YANG DITANYAKAN ::
A: Menurut esai tentang lipstik, apa yang konon berbanding lurus dengan tebalnya jenggot?
B: Ubahlah bagian esai tentang lipstik yang dimulai dari kata-kata "Yang lebih penting" dan berakhir setelah kata-kata "ndak ada enaknya." dengan mengganti "pemanisnya" menjadi "penghiasnya".
C: Tentukan apakah pernyataan berikut sesuai dengan esai tentang lipstik. Jawab ya atau tidak untuk tiap pernyataan dengan kutipan tepat dari esai sebagai dasarnya. (i) Sebagian lelaki juga suka memakai lipstik. (ii) Lipstik dianjurkan dipakai juga di kuku. (iii) Mencium lipstik itu terasa enak.

SUMBER ::
Konon, tebalnya
jenggot berbanding lurus dengan tebalnya iman. Iya, iman. Nggak main-main lho
ini. Iman, Bro!
Saya kok
tiba-tiba ingat dengan begitu jejalnya ragam perkononan lainnya yang seliweran di sekitar keseharian kita, yang
muaranya ialah tentang ini baik dan itu kurang baik. Konon-konon yang berwajah
fisikal, awakan, utowo sandangan dan lipstik.
Nah, ngomongin
lipstik, semua wanita suka dong pakai lipstik.
Bahkan, sebagian lelaki pun demen berlipstik. Bila ada wanita yang alergi
bibirnya diolesin lipstik, lalu jadi bengkak-bengkak gitu, niscaya ia berbibir
bukan wanita. Bibir yang salah menempel di tubuh yang benar. Tubuhnya wanita,
tetapi bibirnya lelaki; catat, jenis lelaki yang tidak demen lipstik tentunya.
Sesuka apa pun
wanita pada lipstik, dari yang warna glossy
sampai hitam gothic atau merah
menyala bagai anggur cap orang tua ketumpahan cat duco red metalic, tetap saja wanita mengerti bahwa itu hanyalah lipstik.
Yang lebih penting adalah bibirnya, sementara lipstik sekadar pemanisnya,
simbolisnya bahwa ia bertengger di sebuah bibir.
Catat: mencium
lipstik itu ndak ada enaknya.
Jelas ndak
lucu to bila lipstik dipakai di kuku.
Meskipun sama perannya sebagai pelapis organ di bawahnya, sebagaimana kala ia
dipasang di bibir yang melapisi organ bibir itu, tetap saja lipstik ndak elok
untuk disebut kutek sebab diolesin ke kuku itu. Jadi, pelajarannya sampai di
sini ialah pakailah lipstik hanya di bibir saja, sesuai tempatnya, agar benar-benar
berperan patut sebagai smbol pemanis bibir.

DATA YANG DIBERIKAN ::
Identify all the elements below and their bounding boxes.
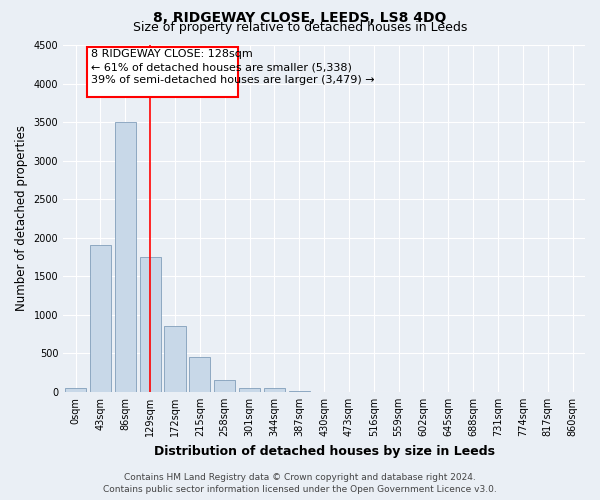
Bar (264, 388, 285, 392)
Text: Contains HM Land Registry data © Crown copyright and database right 2024.
Contai: Contains HM Land Registry data © Crown c… (103, 472, 497, 494)
Bar (140, 257, 161, 392)
Bar (189, 357, 211, 392)
Bar (239, 388, 260, 392)
Bar (65, 388, 86, 392)
Text: Size of property relative to detached houses in Leeds: Size of property relative to detached ho… (133, 22, 467, 35)
Y-axis label: Number of detached properties: Number of detached properties (15, 126, 28, 312)
FancyBboxPatch shape (87, 46, 238, 98)
Bar (214, 380, 235, 392)
Text: 8, RIDGEWAY CLOSE, LEEDS, LS8 4DQ: 8, RIDGEWAY CLOSE, LEEDS, LS8 4DQ (154, 11, 446, 25)
Text: 8 RIDGEWAY CLOSE: 128sqm
← 61% of detached houses are smaller (5,338)
39% of sem: 8 RIDGEWAY CLOSE: 128sqm ← 61% of detach… (91, 49, 374, 86)
Bar (164, 326, 185, 392)
Bar (90, 246, 111, 392)
Bar (115, 122, 136, 392)
X-axis label: Distribution of detached houses by size in Leeds: Distribution of detached houses by size … (154, 444, 494, 458)
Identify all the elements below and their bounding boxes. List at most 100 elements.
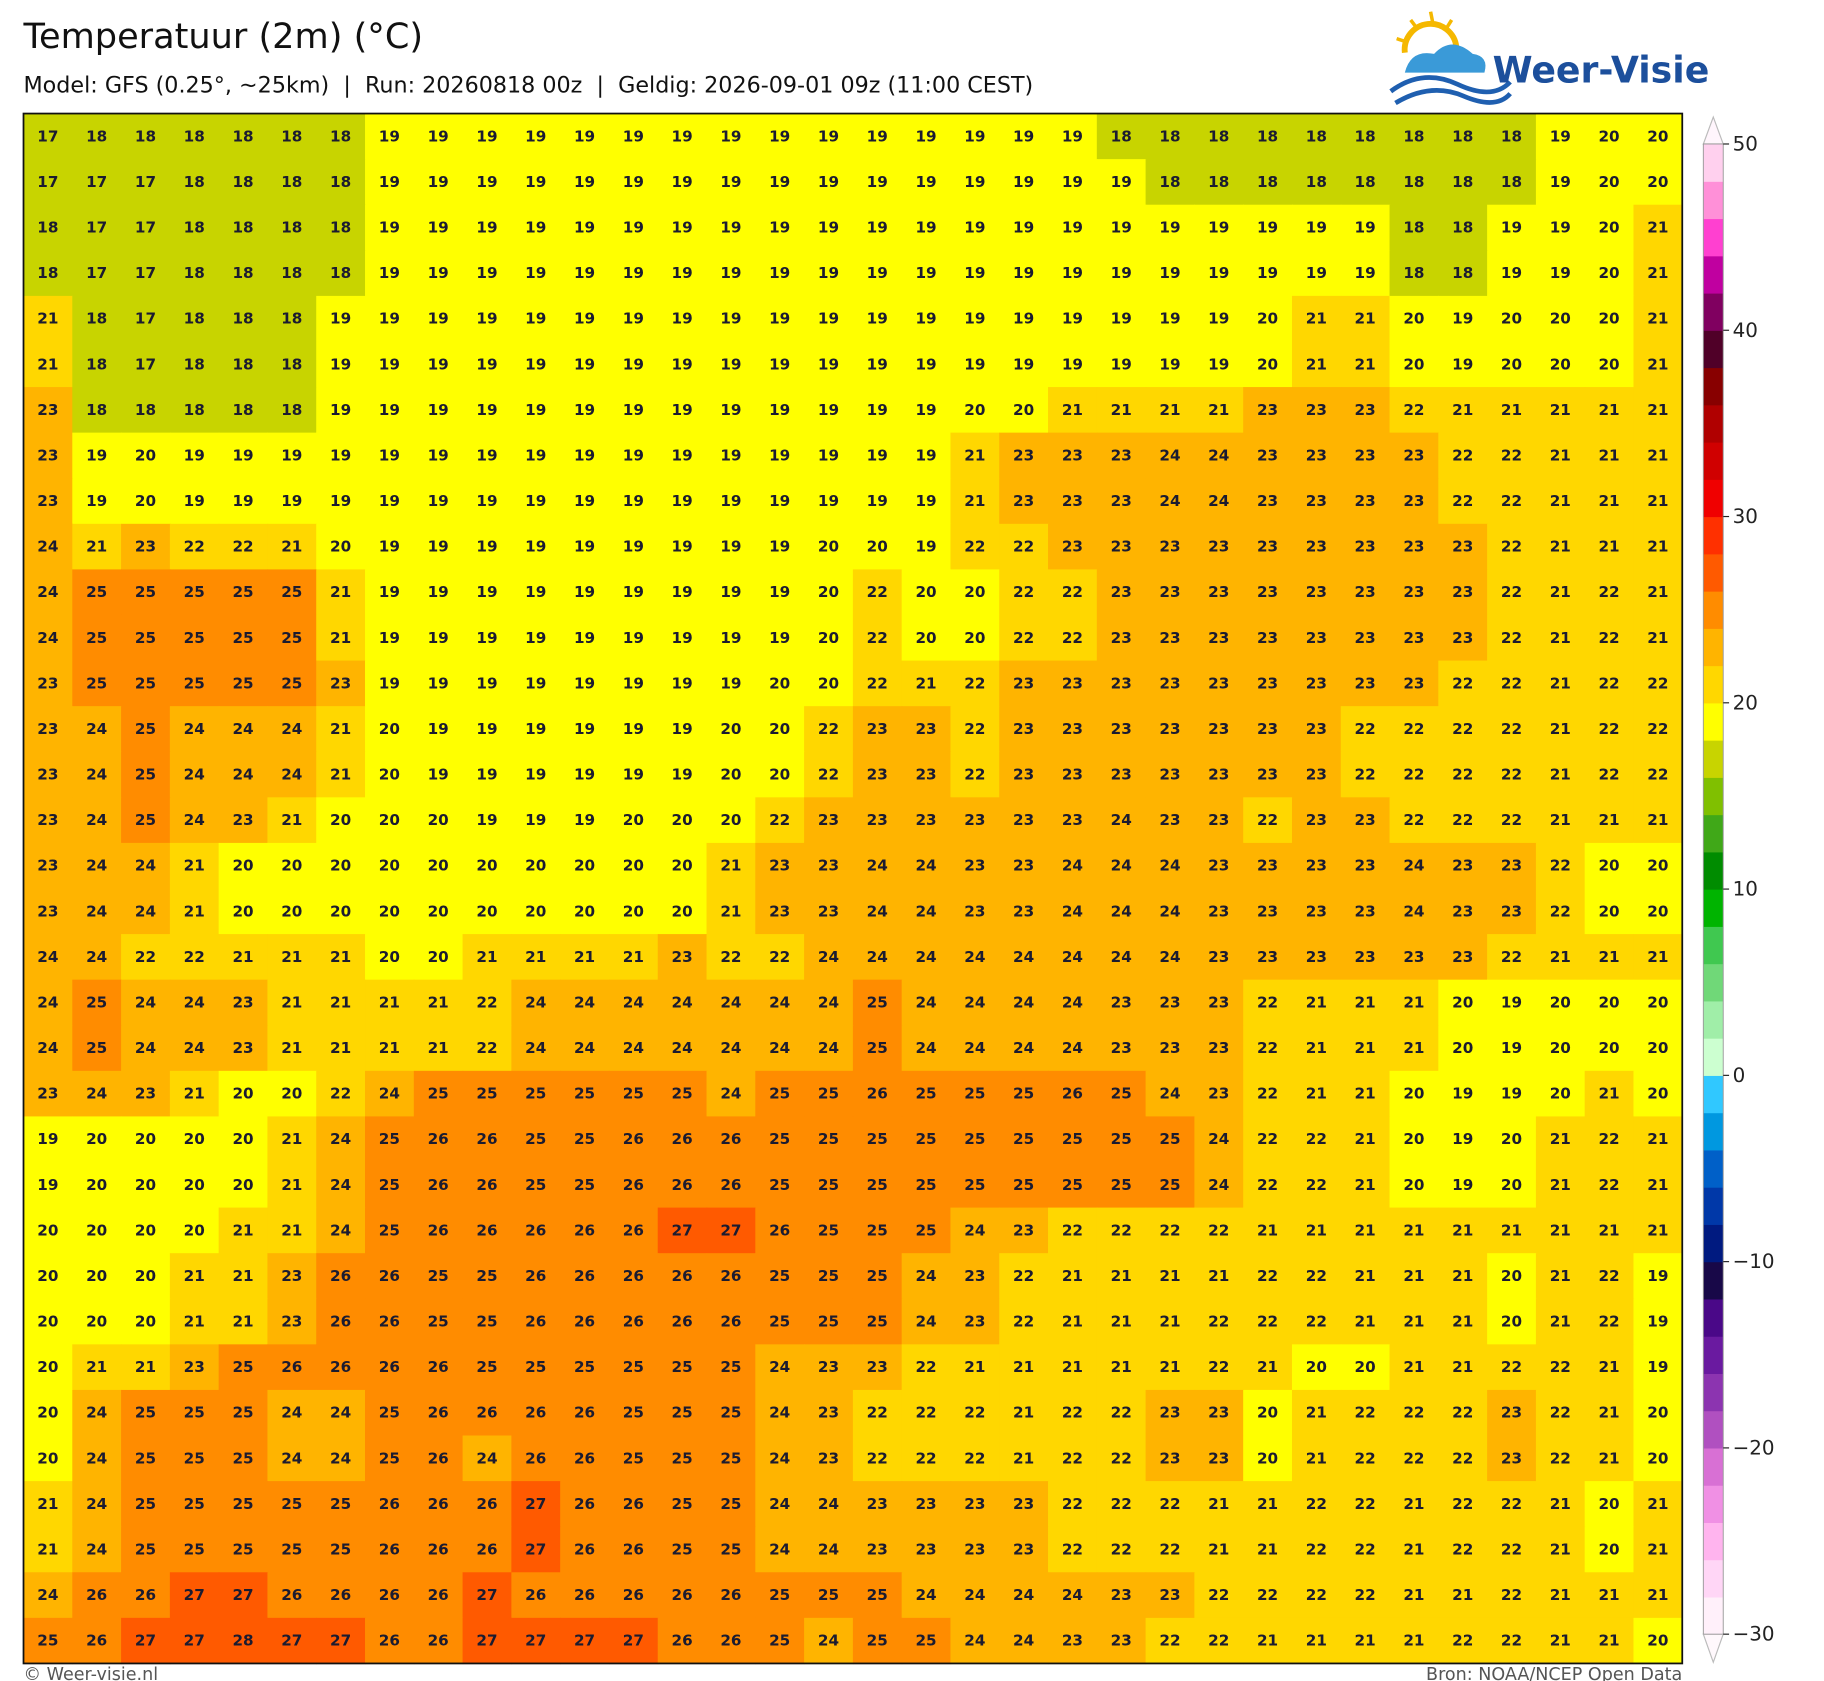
temperature-label: 19 <box>769 583 790 601</box>
temperature-label: 21 <box>1647 219 1668 237</box>
temperature-label: 26 <box>672 1267 693 1285</box>
temperature-cell <box>1535 341 1586 388</box>
temperature-label: 20 <box>574 902 595 920</box>
temperature-cell <box>1291 159 1342 206</box>
temperature-cell <box>1243 706 1293 753</box>
colorbar-band <box>1703 330 1724 369</box>
temperature-label: 22 <box>1647 720 1668 738</box>
temperature-cell <box>1243 751 1293 799</box>
temperature-label: 19 <box>1208 310 1229 328</box>
temperature-cell <box>267 113 317 160</box>
temperature-label: 18 <box>330 127 351 145</box>
temperature-label: 23 <box>1403 446 1424 464</box>
temperature-cell <box>1487 113 1537 160</box>
temperature-cell <box>1389 660 1440 707</box>
temperature-cell <box>657 751 708 799</box>
temperature-label: 20 <box>428 902 449 920</box>
temperature-cell <box>462 295 513 343</box>
temperature-cell <box>316 250 366 297</box>
temperature-cell <box>901 341 952 388</box>
temperature-label: 19 <box>623 219 644 237</box>
temperature-label: 20 <box>1403 1176 1424 1194</box>
temperature-label: 19 <box>476 674 497 692</box>
temperature-cell <box>1291 250 1342 297</box>
temperature-cell <box>852 341 903 388</box>
temperature-cell <box>1291 295 1342 343</box>
temperature-cell <box>1389 706 1440 753</box>
temperature-label: 18 <box>1257 173 1278 191</box>
temperature-label: 18 <box>1306 127 1327 145</box>
temperature-label: 20 <box>1013 401 1034 419</box>
temperature-label: 20 <box>330 857 351 875</box>
temperature-label: 21 <box>184 1267 205 1285</box>
temperature-cell <box>608 478 659 525</box>
footer-right: Bron: NOAA/NCEP Open Data <box>1426 1665 1682 1681</box>
temperature-cell <box>511 478 561 525</box>
temperature-label: 22 <box>964 1449 985 1467</box>
temperature-cell <box>608 204 659 252</box>
temperature-cell <box>804 478 854 525</box>
temperature-cell <box>1243 432 1293 479</box>
temperature-cell <box>1487 478 1537 525</box>
temperature-label: 25 <box>769 1085 790 1103</box>
temperature-label: 19 <box>720 629 741 647</box>
temperature-cell <box>365 706 415 753</box>
temperature-label: 21 <box>1306 310 1327 328</box>
temperature-cell <box>950 614 1000 662</box>
logo: Weer-Visie <box>1389 11 1709 106</box>
temperature-label: 23 <box>1013 811 1034 829</box>
temperature-label: 21 <box>1598 1449 1619 1467</box>
temperature-label: 23 <box>1257 401 1278 419</box>
temperature-label: 21 <box>1306 1449 1327 1467</box>
temperature-label: 23 <box>867 811 888 829</box>
temperature-label: 25 <box>330 1495 351 1513</box>
temperature-label: 25 <box>135 811 156 829</box>
temperature-cell <box>462 159 513 206</box>
temperature-label: 22 <box>1208 1358 1229 1376</box>
temperature-label: 23 <box>1452 629 1473 647</box>
temperature-label: 26 <box>428 1449 449 1467</box>
temperature-label: 23 <box>1355 446 1376 464</box>
temperature-label: 23 <box>1208 538 1229 556</box>
temperature-label: 24 <box>818 1039 839 1057</box>
temperature-cell <box>1145 797 1196 844</box>
temperature-label: 20 <box>769 766 790 784</box>
temperature-label: 19 <box>330 401 351 419</box>
temperature-label: 24 <box>769 1540 790 1558</box>
temperature-label: 20 <box>818 674 839 692</box>
colorbar-band <box>1703 628 1724 667</box>
temperature-label: 24 <box>184 766 205 784</box>
temperature-label: 19 <box>720 492 741 510</box>
temperature-label: 19 <box>769 264 790 282</box>
temperature-label: 26 <box>428 1404 449 1422</box>
temperature-label: 20 <box>1257 1404 1278 1422</box>
temperature-cell <box>1145 523 1196 571</box>
temperature-label: 20 <box>720 766 741 784</box>
temperature-cell <box>1145 250 1196 297</box>
temperature-cell <box>1487 523 1537 571</box>
temperature-cell <box>1145 660 1196 707</box>
temperature-label: 18 <box>184 127 205 145</box>
temperature-label: 25 <box>623 1358 644 1376</box>
temperature-label: 19 <box>1013 127 1034 145</box>
temperature-cell <box>1438 250 1488 297</box>
temperature-cell <box>755 159 805 206</box>
temperature-cell <box>1438 204 1488 252</box>
temperature-label: 22 <box>915 1358 936 1376</box>
temperature-label: 22 <box>867 1404 888 1422</box>
temperature-cell <box>413 159 464 206</box>
temperature-cell <box>852 614 903 662</box>
temperature-label: 22 <box>1647 766 1668 784</box>
temperature-label: 23 <box>867 720 888 738</box>
temperature-cell <box>1535 250 1586 297</box>
colorbar-band <box>1703 442 1724 480</box>
temperature-cell <box>1145 706 1196 753</box>
temperature-label: 23 <box>1159 811 1180 829</box>
temperature-label: 18 <box>1257 127 1278 145</box>
temperature-label: 19 <box>623 720 644 738</box>
temperature-label: 25 <box>1013 1176 1034 1194</box>
temperature-label: 19 <box>720 583 741 601</box>
temperature-label: 21 <box>1013 1449 1034 1467</box>
temperature-label: 19 <box>818 173 839 191</box>
temperature-label: 24 <box>915 948 936 966</box>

JAWABAN TERTULIS ::
A: Tebalnya iman.

B:
Yang lebih penting adalah bibirnya, sementara lipstik sekadar penghiasnya,
simbolisnya bahwa ia bertengger di sebuah bibir.
Catat: mencium
lipstik itu ndak ada enaknya.

C:
(i) Ya: "Bahkan, sebagian lelaki pun demen berlipstik."
(ii) Tidak: "pakailah lipstik hanya di bibir saja, sesuai tempatnya"
(iii) Tidak: "mencium lipstik itu ndak ada enaknya."